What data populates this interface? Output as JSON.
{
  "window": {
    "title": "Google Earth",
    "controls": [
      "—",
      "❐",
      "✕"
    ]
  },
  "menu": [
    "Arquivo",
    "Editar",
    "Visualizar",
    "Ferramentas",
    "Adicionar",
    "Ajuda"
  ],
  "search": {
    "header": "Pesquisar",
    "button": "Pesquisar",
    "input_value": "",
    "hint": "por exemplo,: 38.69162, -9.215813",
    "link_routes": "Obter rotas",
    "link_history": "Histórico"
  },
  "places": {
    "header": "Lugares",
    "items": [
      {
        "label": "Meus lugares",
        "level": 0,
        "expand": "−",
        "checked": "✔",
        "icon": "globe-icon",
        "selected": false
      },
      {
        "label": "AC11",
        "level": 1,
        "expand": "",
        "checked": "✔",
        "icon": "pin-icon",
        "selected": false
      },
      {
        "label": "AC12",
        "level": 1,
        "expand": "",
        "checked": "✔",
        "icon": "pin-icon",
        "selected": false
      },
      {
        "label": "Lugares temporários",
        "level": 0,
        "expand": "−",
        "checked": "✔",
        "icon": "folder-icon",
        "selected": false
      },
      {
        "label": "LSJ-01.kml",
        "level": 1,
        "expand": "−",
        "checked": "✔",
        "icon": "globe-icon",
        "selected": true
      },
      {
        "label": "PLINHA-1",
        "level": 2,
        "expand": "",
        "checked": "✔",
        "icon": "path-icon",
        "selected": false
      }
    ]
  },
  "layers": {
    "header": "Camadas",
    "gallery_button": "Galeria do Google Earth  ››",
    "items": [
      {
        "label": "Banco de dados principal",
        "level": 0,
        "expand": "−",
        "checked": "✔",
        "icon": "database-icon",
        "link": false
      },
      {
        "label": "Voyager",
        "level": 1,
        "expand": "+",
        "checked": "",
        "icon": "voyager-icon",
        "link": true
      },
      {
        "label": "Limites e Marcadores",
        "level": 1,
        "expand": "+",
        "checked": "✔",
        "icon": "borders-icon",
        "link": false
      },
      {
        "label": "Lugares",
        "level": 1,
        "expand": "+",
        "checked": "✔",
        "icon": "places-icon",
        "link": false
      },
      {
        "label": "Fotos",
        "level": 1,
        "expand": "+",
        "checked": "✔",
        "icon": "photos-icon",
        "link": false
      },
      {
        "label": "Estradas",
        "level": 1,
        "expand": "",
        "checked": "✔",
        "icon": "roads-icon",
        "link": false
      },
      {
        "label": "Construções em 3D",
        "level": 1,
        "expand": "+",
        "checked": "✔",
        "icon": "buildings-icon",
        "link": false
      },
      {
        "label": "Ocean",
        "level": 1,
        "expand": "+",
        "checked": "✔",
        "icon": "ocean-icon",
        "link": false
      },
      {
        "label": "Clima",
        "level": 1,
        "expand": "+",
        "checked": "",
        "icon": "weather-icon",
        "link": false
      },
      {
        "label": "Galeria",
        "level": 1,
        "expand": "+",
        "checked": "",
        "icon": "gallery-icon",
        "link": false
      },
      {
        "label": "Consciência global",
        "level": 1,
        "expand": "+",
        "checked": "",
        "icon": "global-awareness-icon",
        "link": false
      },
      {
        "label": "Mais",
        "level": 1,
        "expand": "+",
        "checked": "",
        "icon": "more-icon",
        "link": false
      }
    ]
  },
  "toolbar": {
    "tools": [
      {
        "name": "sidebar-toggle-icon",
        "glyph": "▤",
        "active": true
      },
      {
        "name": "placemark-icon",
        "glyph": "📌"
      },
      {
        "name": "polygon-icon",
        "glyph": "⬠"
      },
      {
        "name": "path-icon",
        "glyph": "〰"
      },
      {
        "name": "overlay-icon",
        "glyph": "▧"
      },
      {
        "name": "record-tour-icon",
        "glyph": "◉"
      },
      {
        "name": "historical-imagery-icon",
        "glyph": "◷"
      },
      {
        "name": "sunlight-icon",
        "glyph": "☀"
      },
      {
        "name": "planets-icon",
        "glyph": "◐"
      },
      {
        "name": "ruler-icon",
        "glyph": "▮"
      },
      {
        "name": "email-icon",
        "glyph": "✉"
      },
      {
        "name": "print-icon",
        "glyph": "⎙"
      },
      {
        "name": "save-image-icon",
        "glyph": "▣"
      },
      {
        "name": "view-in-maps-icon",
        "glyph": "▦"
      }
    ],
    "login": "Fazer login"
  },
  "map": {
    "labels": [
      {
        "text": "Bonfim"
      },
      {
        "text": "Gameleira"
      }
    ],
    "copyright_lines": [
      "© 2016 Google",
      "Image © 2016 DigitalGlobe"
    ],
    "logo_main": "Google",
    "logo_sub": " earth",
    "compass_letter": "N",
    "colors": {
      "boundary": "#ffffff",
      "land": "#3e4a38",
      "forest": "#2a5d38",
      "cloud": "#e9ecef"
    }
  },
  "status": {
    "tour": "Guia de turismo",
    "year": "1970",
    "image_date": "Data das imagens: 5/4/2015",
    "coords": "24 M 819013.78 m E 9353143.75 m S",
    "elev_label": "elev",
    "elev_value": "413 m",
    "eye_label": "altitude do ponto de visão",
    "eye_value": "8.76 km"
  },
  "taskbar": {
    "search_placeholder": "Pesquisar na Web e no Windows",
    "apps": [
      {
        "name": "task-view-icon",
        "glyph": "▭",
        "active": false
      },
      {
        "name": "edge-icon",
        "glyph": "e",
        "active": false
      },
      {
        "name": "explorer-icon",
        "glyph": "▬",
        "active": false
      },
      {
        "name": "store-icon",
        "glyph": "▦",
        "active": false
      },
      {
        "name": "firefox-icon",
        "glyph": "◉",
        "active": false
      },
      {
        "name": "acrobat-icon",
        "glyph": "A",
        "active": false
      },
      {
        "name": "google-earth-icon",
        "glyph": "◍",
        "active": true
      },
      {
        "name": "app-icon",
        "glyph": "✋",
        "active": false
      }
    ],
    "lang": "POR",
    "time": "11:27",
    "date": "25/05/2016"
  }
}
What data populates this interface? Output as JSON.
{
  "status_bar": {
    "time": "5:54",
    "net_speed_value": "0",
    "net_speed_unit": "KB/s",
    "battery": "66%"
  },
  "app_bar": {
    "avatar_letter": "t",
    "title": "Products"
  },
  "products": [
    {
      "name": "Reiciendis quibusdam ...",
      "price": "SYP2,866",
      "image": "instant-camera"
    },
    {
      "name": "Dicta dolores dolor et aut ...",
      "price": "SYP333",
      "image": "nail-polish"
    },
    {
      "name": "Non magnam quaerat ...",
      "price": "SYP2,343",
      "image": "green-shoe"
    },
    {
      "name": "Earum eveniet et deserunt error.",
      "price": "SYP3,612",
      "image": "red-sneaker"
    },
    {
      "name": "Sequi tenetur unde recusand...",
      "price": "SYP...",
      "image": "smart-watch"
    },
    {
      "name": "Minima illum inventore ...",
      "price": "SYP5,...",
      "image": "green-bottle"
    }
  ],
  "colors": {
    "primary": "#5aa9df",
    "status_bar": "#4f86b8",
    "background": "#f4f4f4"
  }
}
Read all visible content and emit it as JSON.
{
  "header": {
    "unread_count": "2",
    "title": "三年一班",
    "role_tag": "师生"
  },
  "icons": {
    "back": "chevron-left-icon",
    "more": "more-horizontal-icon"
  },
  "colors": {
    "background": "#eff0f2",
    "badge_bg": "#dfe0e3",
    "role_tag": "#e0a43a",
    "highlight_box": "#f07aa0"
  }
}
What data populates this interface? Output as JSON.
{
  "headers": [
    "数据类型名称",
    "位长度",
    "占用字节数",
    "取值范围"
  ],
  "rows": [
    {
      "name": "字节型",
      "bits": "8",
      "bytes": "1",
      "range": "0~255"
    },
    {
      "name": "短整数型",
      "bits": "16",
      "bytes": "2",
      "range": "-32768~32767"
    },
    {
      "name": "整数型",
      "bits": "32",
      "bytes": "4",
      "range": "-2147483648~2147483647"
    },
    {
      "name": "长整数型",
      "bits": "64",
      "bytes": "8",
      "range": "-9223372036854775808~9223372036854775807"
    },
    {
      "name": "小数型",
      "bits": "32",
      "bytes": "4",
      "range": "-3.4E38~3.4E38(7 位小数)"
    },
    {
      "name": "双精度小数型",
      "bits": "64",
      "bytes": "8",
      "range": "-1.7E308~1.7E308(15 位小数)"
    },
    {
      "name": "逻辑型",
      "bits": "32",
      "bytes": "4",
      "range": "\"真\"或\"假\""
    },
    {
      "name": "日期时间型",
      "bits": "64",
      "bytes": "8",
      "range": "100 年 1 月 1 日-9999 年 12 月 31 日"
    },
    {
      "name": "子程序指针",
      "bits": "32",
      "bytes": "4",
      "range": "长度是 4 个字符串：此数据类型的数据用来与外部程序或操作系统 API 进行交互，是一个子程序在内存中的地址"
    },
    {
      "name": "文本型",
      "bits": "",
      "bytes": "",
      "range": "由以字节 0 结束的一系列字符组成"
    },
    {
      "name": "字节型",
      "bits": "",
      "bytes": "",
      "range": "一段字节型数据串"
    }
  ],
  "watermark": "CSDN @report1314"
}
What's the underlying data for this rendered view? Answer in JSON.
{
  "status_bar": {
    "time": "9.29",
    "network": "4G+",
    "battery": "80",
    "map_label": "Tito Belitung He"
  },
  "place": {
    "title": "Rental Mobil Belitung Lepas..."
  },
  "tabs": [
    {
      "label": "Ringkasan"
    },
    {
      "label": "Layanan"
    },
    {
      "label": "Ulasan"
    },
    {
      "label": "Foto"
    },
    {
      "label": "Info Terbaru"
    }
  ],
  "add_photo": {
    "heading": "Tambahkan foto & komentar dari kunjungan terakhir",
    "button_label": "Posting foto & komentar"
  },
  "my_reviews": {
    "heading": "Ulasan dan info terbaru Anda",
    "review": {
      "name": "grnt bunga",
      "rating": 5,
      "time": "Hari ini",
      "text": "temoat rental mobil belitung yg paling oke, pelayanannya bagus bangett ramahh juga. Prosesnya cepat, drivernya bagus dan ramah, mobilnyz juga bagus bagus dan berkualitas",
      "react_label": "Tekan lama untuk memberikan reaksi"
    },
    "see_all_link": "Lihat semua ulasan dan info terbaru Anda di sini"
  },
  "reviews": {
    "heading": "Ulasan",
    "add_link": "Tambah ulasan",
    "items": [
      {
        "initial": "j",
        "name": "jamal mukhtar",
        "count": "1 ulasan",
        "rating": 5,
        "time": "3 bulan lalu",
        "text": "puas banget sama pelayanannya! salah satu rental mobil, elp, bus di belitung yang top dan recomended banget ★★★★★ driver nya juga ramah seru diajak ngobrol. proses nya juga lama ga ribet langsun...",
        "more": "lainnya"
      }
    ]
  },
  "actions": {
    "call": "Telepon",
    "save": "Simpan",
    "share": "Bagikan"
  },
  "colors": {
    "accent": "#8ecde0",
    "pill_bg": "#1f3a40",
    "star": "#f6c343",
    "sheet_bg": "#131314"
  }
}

### Work required
List the lines of the material in which the word "lama" occurs.

### Full solution
      "react_label": "Tekan lama untuk memberikan reaksi"
        "text": "puas banget sama pelayanannya! salah satu rental mobil, elp, bus di belitung yang top dan recomended banget ★★★★★ driver nya juga ramah seru diajak ngobrol. proses nya juga lama ga ribet langsun...",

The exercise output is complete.